## [Do this]
Reproduce every entry exactly.

Dataset items

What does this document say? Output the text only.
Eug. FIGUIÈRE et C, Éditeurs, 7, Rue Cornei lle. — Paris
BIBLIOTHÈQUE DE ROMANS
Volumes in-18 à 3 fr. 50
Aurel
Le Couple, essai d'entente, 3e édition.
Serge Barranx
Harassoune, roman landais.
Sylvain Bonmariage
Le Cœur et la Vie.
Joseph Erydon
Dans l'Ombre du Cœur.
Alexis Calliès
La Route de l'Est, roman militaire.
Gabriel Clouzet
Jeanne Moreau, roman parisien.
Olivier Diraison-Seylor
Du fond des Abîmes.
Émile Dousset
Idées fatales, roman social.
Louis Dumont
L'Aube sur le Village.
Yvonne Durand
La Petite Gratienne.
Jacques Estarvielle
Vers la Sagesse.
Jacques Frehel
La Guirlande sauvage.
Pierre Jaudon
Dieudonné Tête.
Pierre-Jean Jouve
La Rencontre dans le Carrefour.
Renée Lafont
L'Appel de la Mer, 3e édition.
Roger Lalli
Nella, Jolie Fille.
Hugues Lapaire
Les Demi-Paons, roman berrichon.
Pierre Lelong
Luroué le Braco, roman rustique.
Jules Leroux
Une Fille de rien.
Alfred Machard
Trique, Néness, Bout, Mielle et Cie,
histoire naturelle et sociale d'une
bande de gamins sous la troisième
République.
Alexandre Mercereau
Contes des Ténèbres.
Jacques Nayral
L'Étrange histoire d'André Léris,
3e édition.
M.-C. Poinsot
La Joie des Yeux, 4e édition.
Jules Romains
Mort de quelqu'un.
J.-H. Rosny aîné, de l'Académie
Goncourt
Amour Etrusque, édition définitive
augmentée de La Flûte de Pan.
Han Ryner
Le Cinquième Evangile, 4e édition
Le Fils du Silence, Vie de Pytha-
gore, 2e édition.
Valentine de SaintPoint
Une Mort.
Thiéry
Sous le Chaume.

## [Response to the exercise]
What does this document say? Output the text only.
Eug. FIGUIÈRE et C, Éditeurs, 7, Rue Cornei lle. — Paris
BIBLIOTHÈQUE DE ROMANS
Volumes in-18 à 3 fr. 50
Aurel
Le Couple, essai d'entente, 3e édition.
Serge Barranx
Harassoune, roman landais.
Sylvain Bonmariage
Le Cœur et la Vie.
Joseph Erydon
Dans l'Ombre du Cœur.
Alexis Calliès
La Route de l'Est, roman militaire.
Gabriel Clouzet
Jeanne Moreau, roman parisien.
Olivier Diraison-Seylor
Du fond des Abîmes.
Émile Dousset
Idées fatales, roman social.
Louis Dumont
L'Aube sur le Village.
Yvonne Durand
La Petite Gratienne.
Jacques Estarvielle
Vers la Sagesse.
Jacques Frehel
La Guirlande sauvage.
Pierre Jaudon
Dieudonné Tête.
Pierre-Jean Jouve
La Rencontre dans le Carrefour.
Renée Lafont
L'Appel de la Mer, 3e édition.
Roger Lalli
Nella, Jolie Fille.
Hugues Lapaire
Les Demi-Paons, roman berrichon.
Pierre Lelong
Luroué le Braco, roman rustique.
Jules Leroux
Une Fille de rien.
Alfred Machard
Trique, Néness, Bout, Mielle et Cie,
histoire naturelle et sociale d'une
bande de gamins sous la troisième
République.
Alexandre Mercereau
Contes des Ténèbres.
Jacques Nayral
L'Étrange histoire d'André Léris,
3e édition.
M.-C. Poinsot
La Joie des Yeux, 4e édition.
Jules Romains
Mort de quelqu'un.
J.-H. Rosny aîné, de l'Académie
Goncourt
Amour Etrusque, édition définitive
augmentée de La Flûte de Pan.
Han Ryner
Le Cinquième Evangile, 4e édition
Le Fils du Silence, Vie de Pytha-
gore, 2e édition.
Valentine de SaintPoint
Une Mort.
Thiéry
Sous le Chaume.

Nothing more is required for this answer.